Copy the records below exactly, leaving out every picture.

## begin

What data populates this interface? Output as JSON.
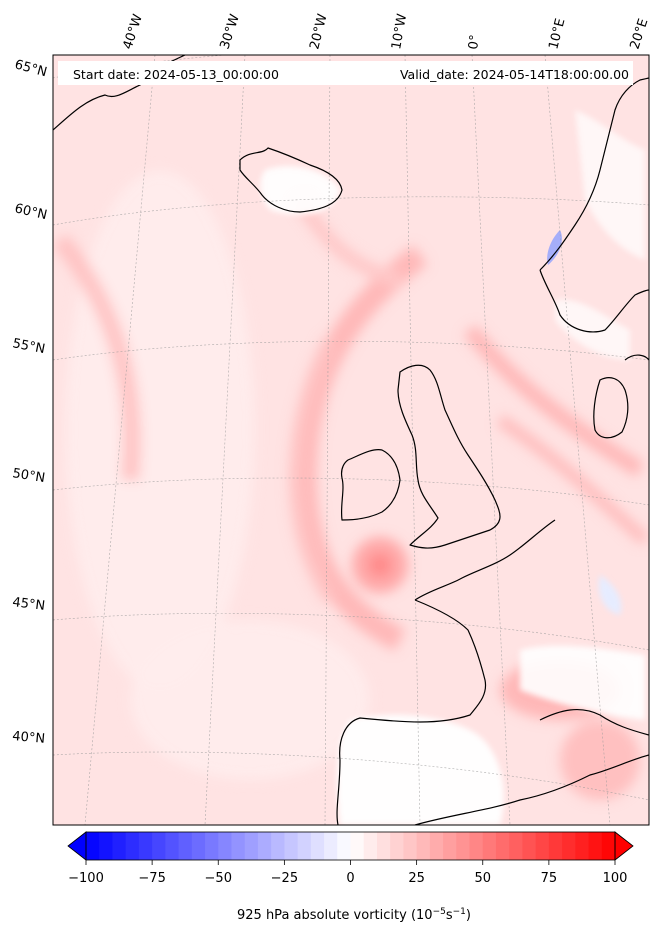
{
  "header": {
    "start_date": "Start date: 2024-05-13_00:00:00",
    "valid_date": "Valid_date: 2024-05-14T18:00:00.00"
  },
  "longitude_labels": [
    "40°W",
    "30°W",
    "20°W",
    "10°W",
    "0°",
    "10°E",
    "20°E"
  ],
  "latitude_labels": [
    "65°N",
    "60°N",
    "55°N",
    "50°N",
    "45°N",
    "40°N"
  ],
  "colorbar": {
    "min": -100,
    "max": 100,
    "ticks": [
      "−100",
      "−75",
      "−50",
      "−25",
      "0",
      "25",
      "50",
      "75",
      "100"
    ],
    "label": "925 hPa absolute vorticity (10",
    "label_exp1": "−5",
    "label_mid": "s",
    "label_exp2": "−1",
    "label_end": ")",
    "negative_color": "#0000ff",
    "zero_color": "#ffffff",
    "positive_color": "#ff0000"
  }
}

## end

* Worked answer:
What data populates this interface? Output as JSON.
{
  "header": {
    "start_date": "Start date: 2024-05-13_00:00:00",
    "valid_date": "Valid_date: 2024-05-14T18:00:00.00"
  },
  "longitude_labels": [
    "40°W",
    "30°W",
    "20°W",
    "10°W",
    "0°",
    "10°E",
    "20°E"
  ],
  "latitude_labels": [
    "65°N",
    "60°N",
    "55°N",
    "50°N",
    "45°N",
    "40°N"
  ],
  "colorbar": {
    "min": -100,
    "max": 100,
    "ticks": [
      "−100",
      "−75",
      "−50",
      "−25",
      "0",
      "25",
      "50",
      "75",
      "100"
    ],
    "label": "925 hPa absolute vorticity (10",
    "label_exp1": "−5",
    "label_mid": "s",
    "label_exp2": "−1",
    "label_end": ")",
    "negative_color": "#0000ff",
    "zero_color": "#ffffff",
    "positive_color": "#ff0000"
  }
}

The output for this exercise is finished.